● WHAT YOU HAVE TO DO
Render the following material again verbatim, leaving nothing out.

● DATA LINES
————————

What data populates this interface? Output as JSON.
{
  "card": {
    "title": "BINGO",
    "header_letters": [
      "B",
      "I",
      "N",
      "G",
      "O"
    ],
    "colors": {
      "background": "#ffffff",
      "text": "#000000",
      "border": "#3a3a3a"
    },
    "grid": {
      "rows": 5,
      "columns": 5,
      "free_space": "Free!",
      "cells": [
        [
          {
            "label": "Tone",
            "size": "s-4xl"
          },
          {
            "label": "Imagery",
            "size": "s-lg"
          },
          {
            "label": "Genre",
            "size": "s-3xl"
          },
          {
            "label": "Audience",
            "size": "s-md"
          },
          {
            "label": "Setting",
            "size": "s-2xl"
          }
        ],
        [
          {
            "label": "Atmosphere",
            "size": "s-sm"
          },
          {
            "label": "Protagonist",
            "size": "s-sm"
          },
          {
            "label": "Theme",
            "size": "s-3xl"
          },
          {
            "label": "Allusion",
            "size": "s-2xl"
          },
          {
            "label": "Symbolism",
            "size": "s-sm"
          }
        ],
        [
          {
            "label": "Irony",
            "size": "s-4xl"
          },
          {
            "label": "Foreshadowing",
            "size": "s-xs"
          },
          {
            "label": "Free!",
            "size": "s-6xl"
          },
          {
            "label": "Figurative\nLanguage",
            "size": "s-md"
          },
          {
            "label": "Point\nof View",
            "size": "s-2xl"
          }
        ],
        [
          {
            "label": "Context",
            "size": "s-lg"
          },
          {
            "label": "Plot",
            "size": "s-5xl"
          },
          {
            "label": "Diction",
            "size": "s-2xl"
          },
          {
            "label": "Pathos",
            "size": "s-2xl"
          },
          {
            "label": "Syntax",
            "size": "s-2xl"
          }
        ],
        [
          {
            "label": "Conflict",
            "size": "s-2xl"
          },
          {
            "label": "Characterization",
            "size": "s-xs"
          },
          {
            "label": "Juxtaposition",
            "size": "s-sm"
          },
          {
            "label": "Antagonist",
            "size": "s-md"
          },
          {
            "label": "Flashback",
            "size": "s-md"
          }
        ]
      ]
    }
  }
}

————————

● OUTPUT OF THE EXERCISE
What data populates this interface? Output as JSON.
{
  "card": {
    "title": "BINGO",
    "header_letters": [
      "B",
      "I",
      "N",
      "G",
      "O"
    ],
    "colors": {
      "background": "#ffffff",
      "text": "#000000",
      "border": "#3a3a3a"
    },
    "grid": {
      "rows": 5,
      "columns": 5,
      "free_space": "Free!",
      "cells": [
        [
          {
            "label": "Tone",
            "size": "s-4xl"
          },
          {
            "label": "Imagery",
            "size": "s-lg"
          },
          {
            "label": "Genre",
            "size": "s-3xl"
          },
          {
            "label": "Audience",
            "size": "s-md"
          },
          {
            "label": "Setting",
            "size": "s-2xl"
          }
        ],
        [
          {
            "label": "Atmosphere",
            "size": "s-sm"
          },
          {
            "label": "Protagonist",
            "size": "s-sm"
          },
          {
            "label": "Theme",
            "size": "s-3xl"
          },
          {
            "label": "Allusion",
            "size": "s-2xl"
          },
          {
            "label": "Symbolism",
            "size": "s-sm"
          }
        ],
        [
          {
            "label": "Irony",
            "size": "s-4xl"
          },
          {
            "label": "Foreshadowing",
            "size": "s-xs"
          },
          {
            "label": "Free!",
            "size": "s-6xl"
          },
          {
            "label": "Figurative\nLanguage",
            "size": "s-md"
          },
          {
            "label": "Point\nof View",
            "size": "s-2xl"
          }
        ],
        [
          {
            "label": "Context",
            "size": "s-lg"
          },
          {
            "label": "Plot",
            "size": "s-5xl"
          },
          {
            "label": "Diction",
            "size": "s-2xl"
          },
          {
            "label": "Pathos",
            "size": "s-2xl"
          },
          {
            "label": "Syntax",
            "size": "s-2xl"
          }
        ],
        [
          {
            "label": "Conflict",
            "size": "s-2xl"
          },
          {
            "label": "Characterization",
            "size": "s-xs"
          },
          {
            "label": "Juxtaposition",
            "size": "s-sm"
          },
          {
            "label": "Antagonist",
            "size": "s-md"
          },
          {
            "label": "Flashback",
            "size": "s-md"
          }
        ]
      ]
    }
  }
}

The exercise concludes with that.